Entries taken from a collection

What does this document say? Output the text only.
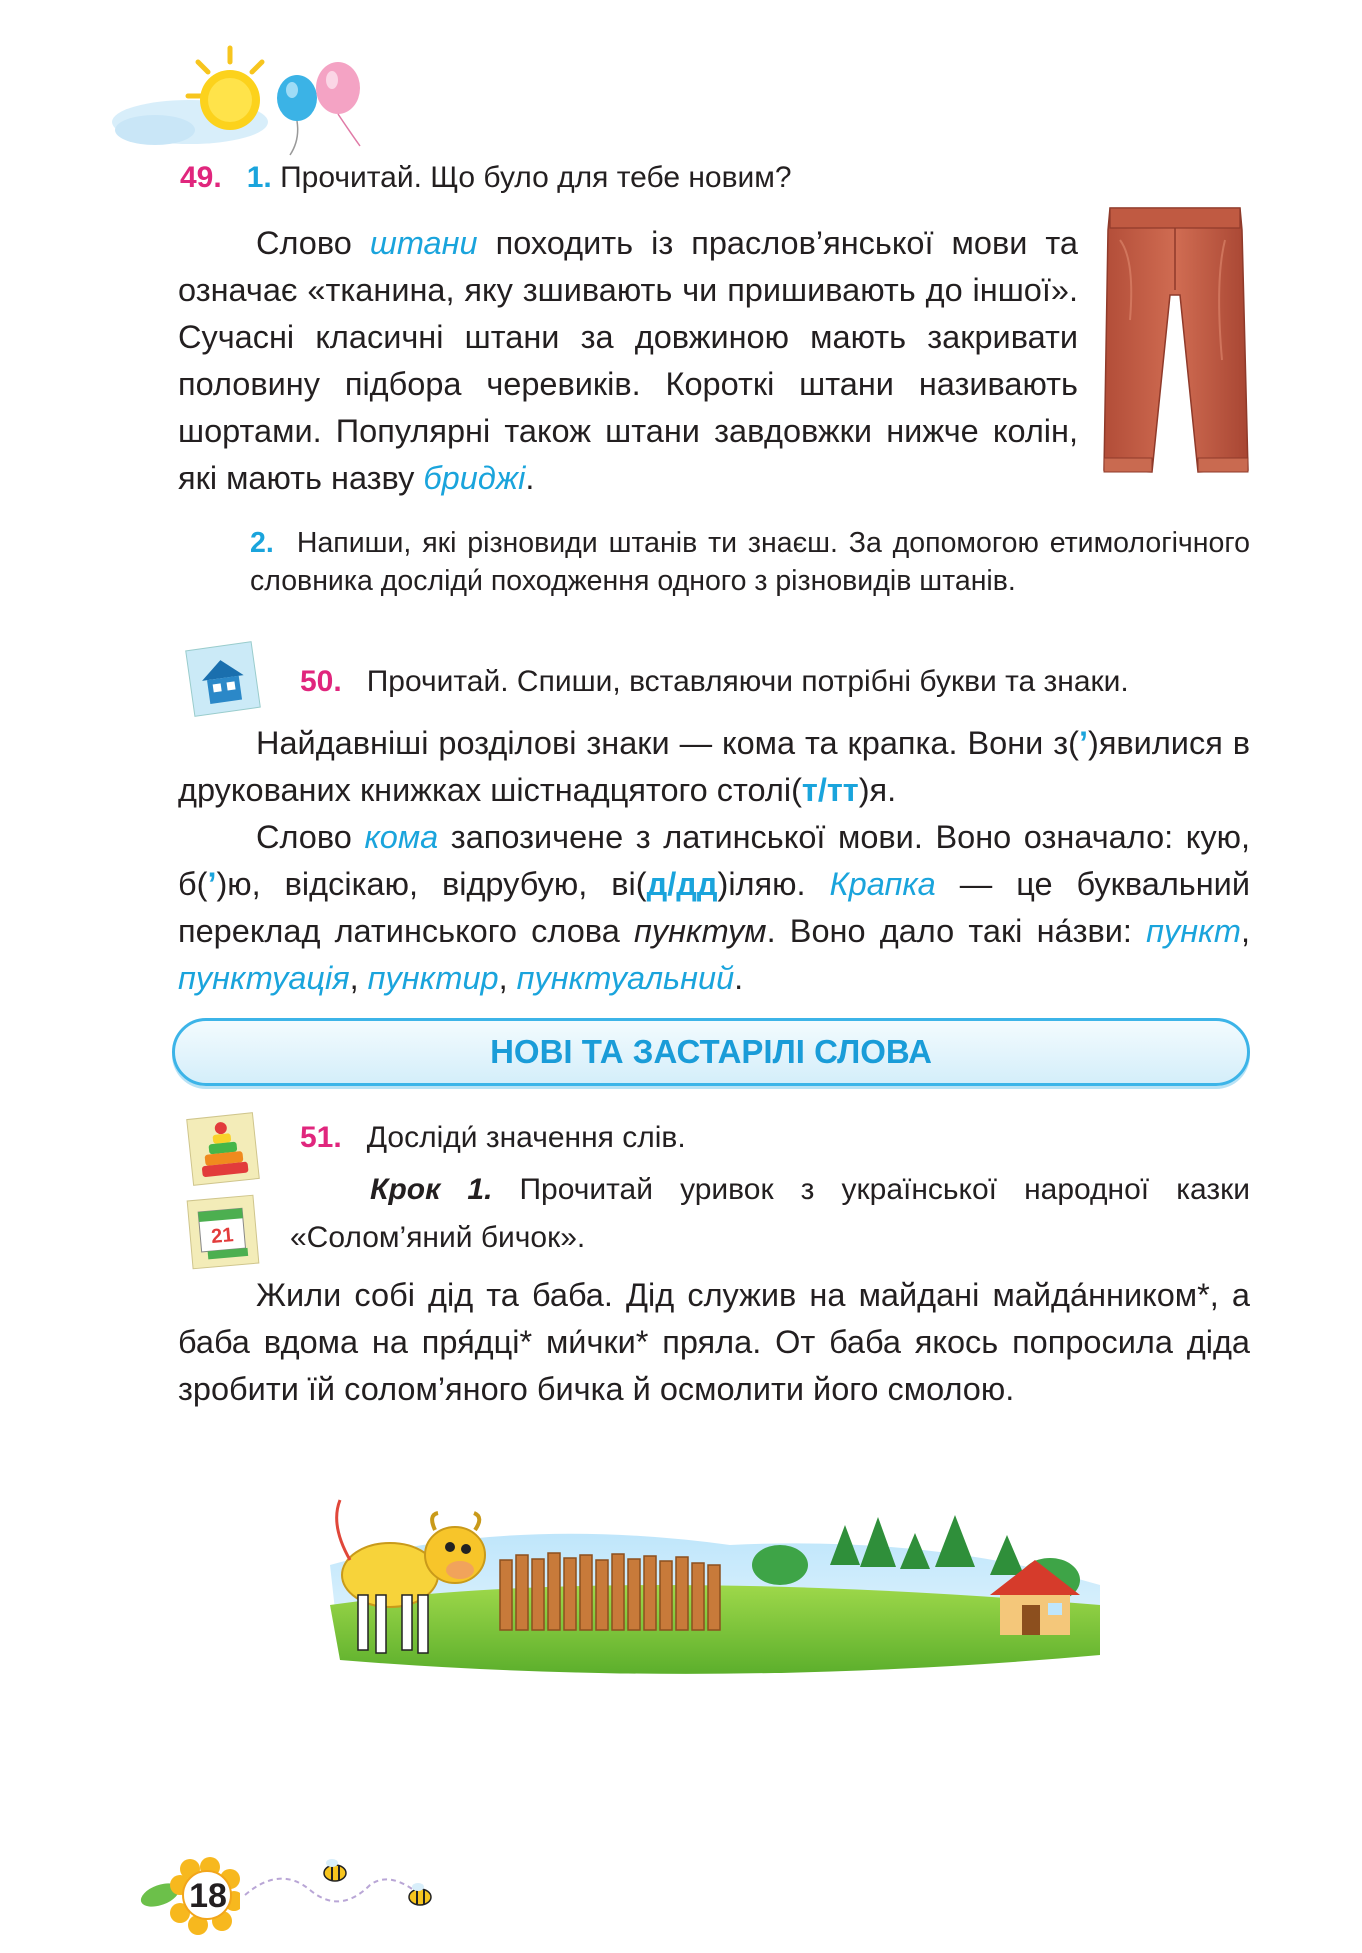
49. 1. Прочитай. Що було для тебе новим?
Слово штани походить із праслов’янської мови та означає «тканина, яку зшивають чи пришивають до іншої». Сучасні класичні штани за довжиною мають закривати половину підбора черевиків. Короткі штани називають шортами. Популярні також штани завдовжки нижче колін, які мають назву бриджі.
2. Напиши, які різновиди штанів ти знаєш. За допомогою етимологічного словника досліди́ походження одного з різновидів штанів.
50. Прочитай. Спиши, вставляючи потрібні букви та знаки.
Найдавніші розділові знаки — кома та крапка. Вони з(’)явилися в друкованих книжках шістнадцятого столі(т/тт)я.
Слово кома запозичене з латинської мови. Воно означало: кую, б(’)ю, відсікаю, відрубую, ві(д/дд)іляю. Крапка — це буквальний переклад латинського слова пунктум. Воно дало такі на́зви: пункт, пунктуація, пунктир, пунктуальний.
НОВІ ТА ЗАСТАРІЛІ СЛОВА
21
51. Досліди́ значення слів.
Крок 1. Прочитай уривок з української народної казки «Солом’яний бичок».
Жили собі дід та баба. Дід служив на майдані майда́нником*, а баба вдома на пря́дці* ми́чки* пряла. От баба якось попросила діда зробити їй солом’яного бичка й осмолити його смолою.
18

SET PROBLEM: Copy out all the data without changing anything, and drop the pictures.

RESPONSE TO THIS EXERCISE:
What does this document say? Output the text only.
49. 1. Прочитай. Що було для тебе новим?
Слово штани походить із праслов’янської мови та означає «тканина, яку зшивають чи пришивають до іншої». Сучасні класичні штани за довжиною мають закривати половину підбора черевиків. Короткі штани називають шортами. Популярні також штани завдовжки нижче колін, які мають назву бриджі.
2. Напиши, які різновиди штанів ти знаєш. За допомогою етимологічного словника досліди́ походження одного з різновидів штанів.
50. Прочитай. Спиши, вставляючи потрібні букви та знаки.
Найдавніші розділові знаки — кома та крапка. Вони з(’)явилися в друкованих книжках шістнадцятого столі(т/тт)я.
Слово кома запозичене з латинської мови. Воно означало: кую, б(’)ю, відсікаю, відрубую, ві(д/дд)іляю. Крапка — це буквальний переклад латинського слова пунктум. Воно дало такі на́зви: пункт, пунктуація, пунктир, пунктуальний.
НОВІ ТА ЗАСТАРІЛІ СЛОВА
21
51. Досліди́ значення слів.
Крок 1. Прочитай уривок з української народної казки «Солом’яний бичок».
Жили собі дід та баба. Дід служив на майдані майда́нником*, а баба вдома на пря́дці* ми́чки* пряла. От баба якось попросила діда зробити їй солом’яного бичка й осмолити його смолою.
18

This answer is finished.